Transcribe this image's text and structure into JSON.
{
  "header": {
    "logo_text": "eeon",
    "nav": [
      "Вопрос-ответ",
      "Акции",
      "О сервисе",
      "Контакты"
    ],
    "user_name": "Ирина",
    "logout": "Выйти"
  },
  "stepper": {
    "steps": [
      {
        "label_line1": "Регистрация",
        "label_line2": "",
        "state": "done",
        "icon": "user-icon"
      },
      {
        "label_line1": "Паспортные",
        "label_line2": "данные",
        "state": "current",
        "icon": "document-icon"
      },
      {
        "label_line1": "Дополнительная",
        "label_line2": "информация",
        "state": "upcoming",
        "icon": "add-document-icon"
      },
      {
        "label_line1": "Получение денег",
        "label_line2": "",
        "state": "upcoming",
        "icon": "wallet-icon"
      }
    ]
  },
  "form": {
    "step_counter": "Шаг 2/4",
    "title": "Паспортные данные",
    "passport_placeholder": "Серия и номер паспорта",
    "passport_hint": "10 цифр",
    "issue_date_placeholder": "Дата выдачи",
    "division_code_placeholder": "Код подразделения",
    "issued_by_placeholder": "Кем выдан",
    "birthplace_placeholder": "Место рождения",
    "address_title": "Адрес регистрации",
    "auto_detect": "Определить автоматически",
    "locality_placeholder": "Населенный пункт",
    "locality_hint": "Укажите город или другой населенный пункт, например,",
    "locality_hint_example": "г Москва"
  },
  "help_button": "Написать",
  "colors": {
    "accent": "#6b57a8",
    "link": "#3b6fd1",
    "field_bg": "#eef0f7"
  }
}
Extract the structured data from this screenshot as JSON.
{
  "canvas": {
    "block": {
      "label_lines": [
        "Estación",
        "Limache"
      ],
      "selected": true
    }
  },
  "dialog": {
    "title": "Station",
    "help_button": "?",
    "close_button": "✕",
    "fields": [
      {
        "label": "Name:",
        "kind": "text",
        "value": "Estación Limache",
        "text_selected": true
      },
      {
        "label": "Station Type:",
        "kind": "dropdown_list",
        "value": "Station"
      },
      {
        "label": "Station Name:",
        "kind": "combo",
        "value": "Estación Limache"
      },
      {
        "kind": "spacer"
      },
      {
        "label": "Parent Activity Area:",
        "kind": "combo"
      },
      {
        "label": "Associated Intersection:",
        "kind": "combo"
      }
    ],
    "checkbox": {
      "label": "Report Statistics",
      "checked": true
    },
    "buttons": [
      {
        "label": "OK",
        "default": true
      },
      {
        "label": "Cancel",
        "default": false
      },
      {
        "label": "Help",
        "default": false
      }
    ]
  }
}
........
• **REQUIRED TASK**
Output, unchanged, the lines from the line with "Extract the structured" through the final line of the material.

• **EXERCISE RESULT**
Extract the structured data from this screenshot as JSON.
{
  "canvas": {
    "block": {
      "label_lines": [
        "Estación",
        "Limache"
      ],
      "selected": true
    }
  },
  "dialog": {
    "title": "Station",
    "help_button": "?",
    "close_button": "✕",
    "fields": [
      {
        "label": "Name:",
        "kind": "text",
        "value": "Estación Limache",
        "text_selected": true
      },
      {
        "label": "Station Type:",
        "kind": "dropdown_list",
        "value": "Station"
      },
      {
        "label": "Station Name:",
        "kind": "combo",
        "value": "Estación Limache"
      },
      {
        "kind": "spacer"
      },
      {
        "label": "Parent Activity Area:",
        "kind": "combo"
      },
      {
        "label": "Associated Intersection:",
        "kind": "combo"
      }
    ],
    "checkbox": {
      "label": "Report Statistics",
      "checked": true
    },
    "buttons": [
      {
        "label": "OK",
        "default": true
      },
      {
        "label": "Cancel",
        "default": false
      },
      {
        "label": "Help",
        "default": false
      }
    ]
  }
}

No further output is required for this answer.